▶ **Dataset**
^^^^
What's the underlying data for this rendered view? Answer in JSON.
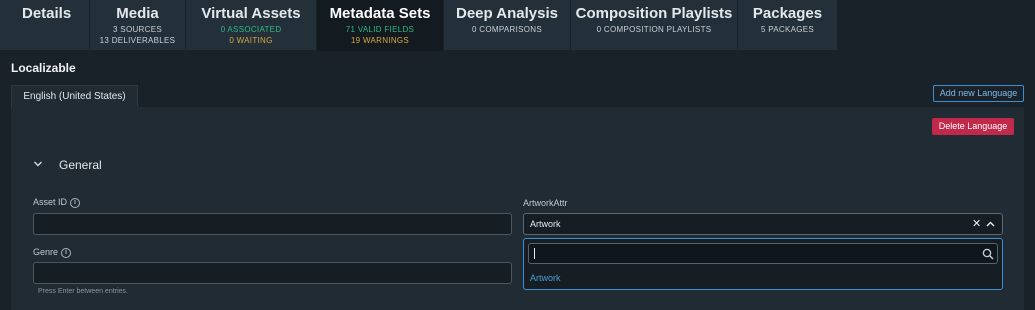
{
  "tabs": [
    {
      "title": "Details",
      "lines": []
    },
    {
      "title": "Media",
      "lines": [
        "3 SOURCES",
        "13 DELIVERABLES"
      ]
    },
    {
      "title": "Virtual Assets",
      "lines": [
        "0 ASSOCIATED",
        "0 WAITING"
      ]
    },
    {
      "title": "Metadata Sets",
      "lines": [
        "71 VALID FIELDS",
        "19 WARNINGS"
      ]
    },
    {
      "title": "Deep Analysis",
      "lines": [
        "0 COMPARISONS"
      ]
    },
    {
      "title": "Composition Playlists",
      "lines": [
        "0 COMPOSITION PLAYLISTS"
      ]
    },
    {
      "title": "Packages",
      "lines": [
        "5 PACKAGES"
      ]
    }
  ],
  "active_tab": "Metadata Sets",
  "section": {
    "title": "Localizable",
    "language_tab": "English (United States)",
    "add_language_label": "Add new Language",
    "delete_language_label": "Delete Language",
    "group_title": "General",
    "group_expanded": true
  },
  "fields": {
    "asset_id": {
      "label": "Asset ID",
      "value": ""
    },
    "genre": {
      "label": "Genre",
      "value": "",
      "hint": "Press Enter between entries."
    },
    "artwork_attr": {
      "label": "ArtworkAttr",
      "value": "Artwork",
      "dropdown_open": true,
      "search_value": "",
      "options": [
        "Artwork"
      ]
    }
  },
  "icons": {
    "info": "info-circle-icon",
    "collapse": "chevron-down-icon",
    "clear": "close-icon",
    "toggle": "chevron-up-icon",
    "search": "search-icon"
  },
  "colors": {
    "accent": "#3f8fd0",
    "danger": "#c0294a",
    "success": "#2fb888",
    "warning": "#d9a640"
  }
}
^^^^
▶ **Task requirements**
Leave out the pictures and transcribe the entries above exactly.

▶ **Response below**
What's the underlying data for this rendered view? Answer in JSON.
{
  "tabs": [
    {
      "title": "Details",
      "lines": []
    },
    {
      "title": "Media",
      "lines": [
        "3 SOURCES",
        "13 DELIVERABLES"
      ]
    },
    {
      "title": "Virtual Assets",
      "lines": [
        "0 ASSOCIATED",
        "0 WAITING"
      ]
    },
    {
      "title": "Metadata Sets",
      "lines": [
        "71 VALID FIELDS",
        "19 WARNINGS"
      ]
    },
    {
      "title": "Deep Analysis",
      "lines": [
        "0 COMPARISONS"
      ]
    },
    {
      "title": "Composition Playlists",
      "lines": [
        "0 COMPOSITION PLAYLISTS"
      ]
    },
    {
      "title": "Packages",
      "lines": [
        "5 PACKAGES"
      ]
    }
  ],
  "active_tab": "Metadata Sets",
  "section": {
    "title": "Localizable",
    "language_tab": "English (United States)",
    "add_language_label": "Add new Language",
    "delete_language_label": "Delete Language",
    "group_title": "General",
    "group_expanded": true
  },
  "fields": {
    "asset_id": {
      "label": "Asset ID",
      "value": ""
    },
    "genre": {
      "label": "Genre",
      "value": "",
      "hint": "Press Enter between entries."
    },
    "artwork_attr": {
      "label": "ArtworkAttr",
      "value": "Artwork",
      "dropdown_open": true,
      "search_value": "",
      "options": [
        "Artwork"
      ]
    }
  },
  "icons": {
    "info": "info-circle-icon",
    "collapse": "chevron-down-icon",
    "clear": "close-icon",
    "toggle": "chevron-up-icon",
    "search": "search-icon"
  },
  "colors": {
    "accent": "#3f8fd0",
    "danger": "#c0294a",
    "success": "#2fb888",
    "warning": "#d9a640"
  }
}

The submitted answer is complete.